- _Your task_
Quote every line below exactly as it reads.

- _Stored data_
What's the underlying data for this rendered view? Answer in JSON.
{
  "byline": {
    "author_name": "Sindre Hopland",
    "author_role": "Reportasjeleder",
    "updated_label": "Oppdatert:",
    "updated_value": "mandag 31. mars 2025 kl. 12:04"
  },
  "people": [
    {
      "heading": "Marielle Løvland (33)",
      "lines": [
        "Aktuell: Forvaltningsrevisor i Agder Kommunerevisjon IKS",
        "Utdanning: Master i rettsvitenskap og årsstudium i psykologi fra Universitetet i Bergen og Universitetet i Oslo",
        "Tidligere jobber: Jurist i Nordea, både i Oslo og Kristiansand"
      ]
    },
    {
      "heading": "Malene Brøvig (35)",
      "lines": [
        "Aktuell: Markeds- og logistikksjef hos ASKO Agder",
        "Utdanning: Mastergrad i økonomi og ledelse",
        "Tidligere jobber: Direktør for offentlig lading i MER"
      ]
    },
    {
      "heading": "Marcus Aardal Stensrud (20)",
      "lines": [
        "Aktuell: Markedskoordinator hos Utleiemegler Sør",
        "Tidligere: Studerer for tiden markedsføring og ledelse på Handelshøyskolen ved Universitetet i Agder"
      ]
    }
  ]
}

- _Correct answer_
What's the underlying data for this rendered view? Answer in JSON.
{
  "byline": {
    "author_name": "Sindre Hopland",
    "author_role": "Reportasjeleder",
    "updated_label": "Oppdatert:",
    "updated_value": "mandag 31. mars 2025 kl. 12:04"
  },
  "people": [
    {
      "heading": "Marielle Løvland (33)",
      "lines": [
        "Aktuell: Forvaltningsrevisor i Agder Kommunerevisjon IKS",
        "Utdanning: Master i rettsvitenskap og årsstudium i psykologi fra Universitetet i Bergen og Universitetet i Oslo",
        "Tidligere jobber: Jurist i Nordea, både i Oslo og Kristiansand"
      ]
    },
    {
      "heading": "Malene Brøvig (35)",
      "lines": [
        "Aktuell: Markeds- og logistikksjef hos ASKO Agder",
        "Utdanning: Mastergrad i økonomi og ledelse",
        "Tidligere jobber: Direktør for offentlig lading i MER"
      ]
    },
    {
      "heading": "Marcus Aardal Stensrud (20)",
      "lines": [
        "Aktuell: Markedskoordinator hos Utleiemegler Sør",
        "Tidligere: Studerer for tiden markedsføring og ledelse på Handelshøyskolen ved Universitetet i Agder"
      ]
    }
  ]
}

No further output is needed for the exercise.